- [REQUIREMENTS]: From the listing below, select every line where the word "JSON" appears.

- [TASK INPUTS]:

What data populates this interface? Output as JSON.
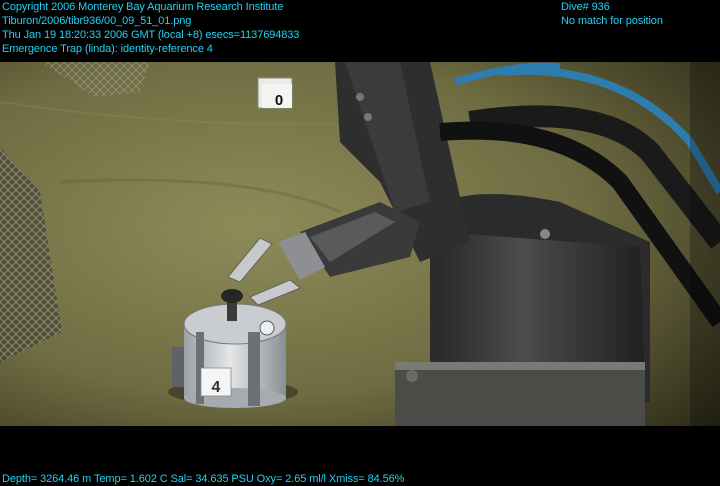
{
  "overlay": {
    "top_left": [
      "Copyright 2006 Monterey Bay Aquarium Research Institute",
      "Tiburon/2006/tibr936/00_09_51_01.png",
      "Thu Jan 19 18:20:33 2006 GMT (local +8)  esecs=1137694833",
      "Emergence Trap (linda): identity-reference 4"
    ],
    "top_right": [
      "Dive# 936",
      "No match for position"
    ],
    "bottom": "Depth= 3264.46 m  Temp= 1.602 C  Sal= 34.635 PSU  Oxy= 2.65 ml/l  Xmiss= 84.56%"
  },
  "scene": {
    "marker_left_number": "0",
    "trap_number": "4",
    "overlay_color": "#22d3f0",
    "seafloor_color": "#7d7a4f",
    "icon": "underwater-rov-manipulator-arm"
  }
}
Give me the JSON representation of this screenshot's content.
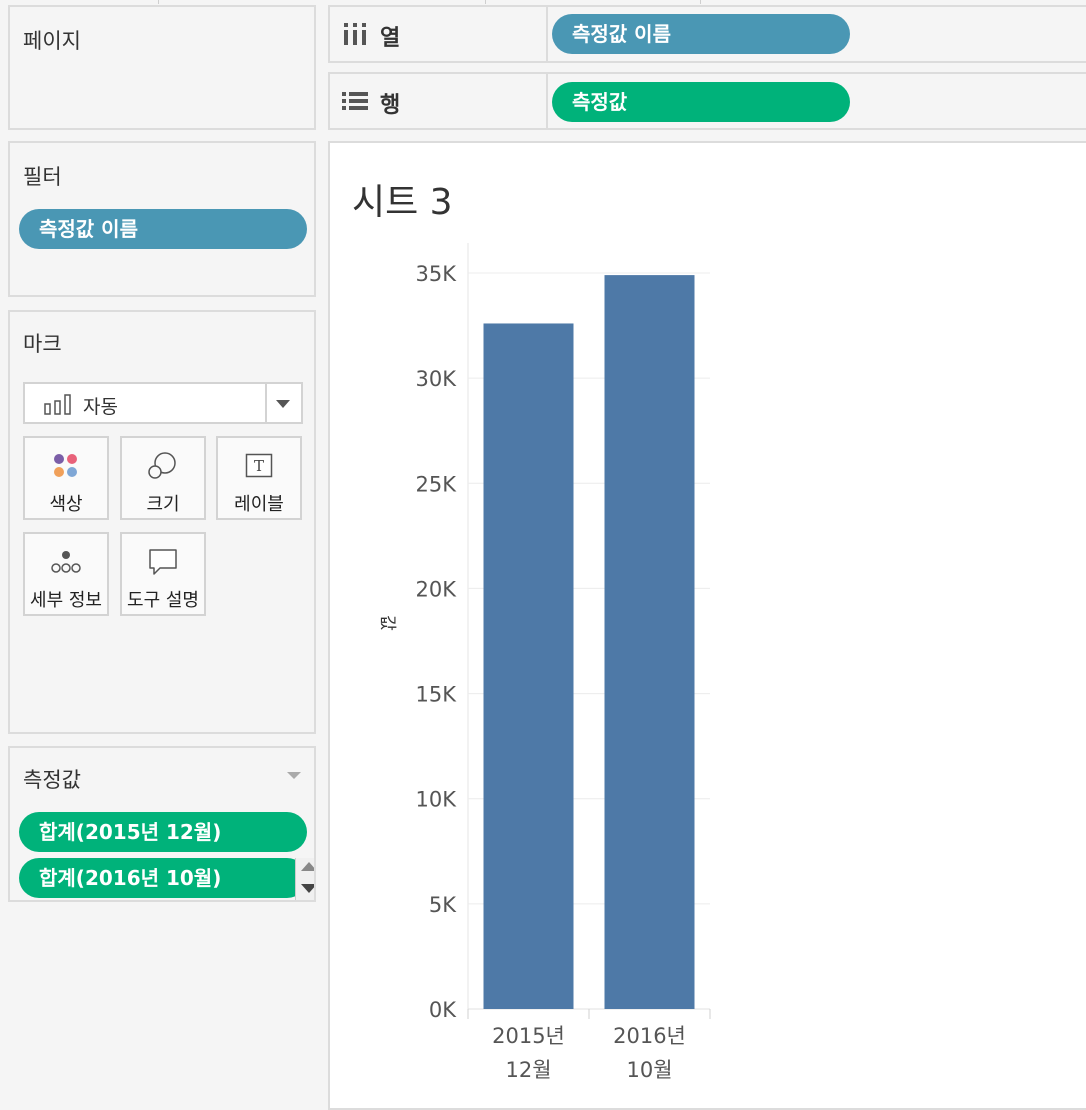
{
  "pages_panel": {
    "title": "페이지"
  },
  "filters_panel": {
    "title": "필터",
    "pills": [
      "측정값 이름"
    ]
  },
  "marks_panel": {
    "title": "마크",
    "mark_type": "자동",
    "buttons": [
      "색상",
      "크기",
      "레이블",
      "세부 정보",
      "도구 설명"
    ]
  },
  "measure_values_panel": {
    "title": "측정값",
    "pills": [
      "합계(2015년 12월)",
      "합계(2016년 10월)"
    ]
  },
  "columns_shelf": {
    "label": "열",
    "pill": "측정값 이름"
  },
  "rows_shelf": {
    "label": "행",
    "pill": "측정값"
  },
  "colors": {
    "measure_name_pill": "#4a97b4",
    "measure_pill": "#00b27a",
    "bar": "#4e79a7"
  },
  "chart_data": {
    "type": "bar",
    "title": "시트 3",
    "categories": [
      [
        "2015년",
        "12월"
      ],
      [
        "2016년",
        "10월"
      ]
    ],
    "values": [
      32600,
      34900
    ],
    "ylabel": "값",
    "ylim": [
      0,
      35000
    ],
    "y_ticks": [
      0,
      5000,
      10000,
      15000,
      20000,
      25000,
      30000,
      35000
    ],
    "y_tick_labels": [
      "0K",
      "5K",
      "10K",
      "15K",
      "20K",
      "25K",
      "30K",
      "35K"
    ],
    "grid": true
  }
}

- [OUTPUT]:
What data populates this interface? Output as JSON.
Give me the JSON representation of this screenshot's content.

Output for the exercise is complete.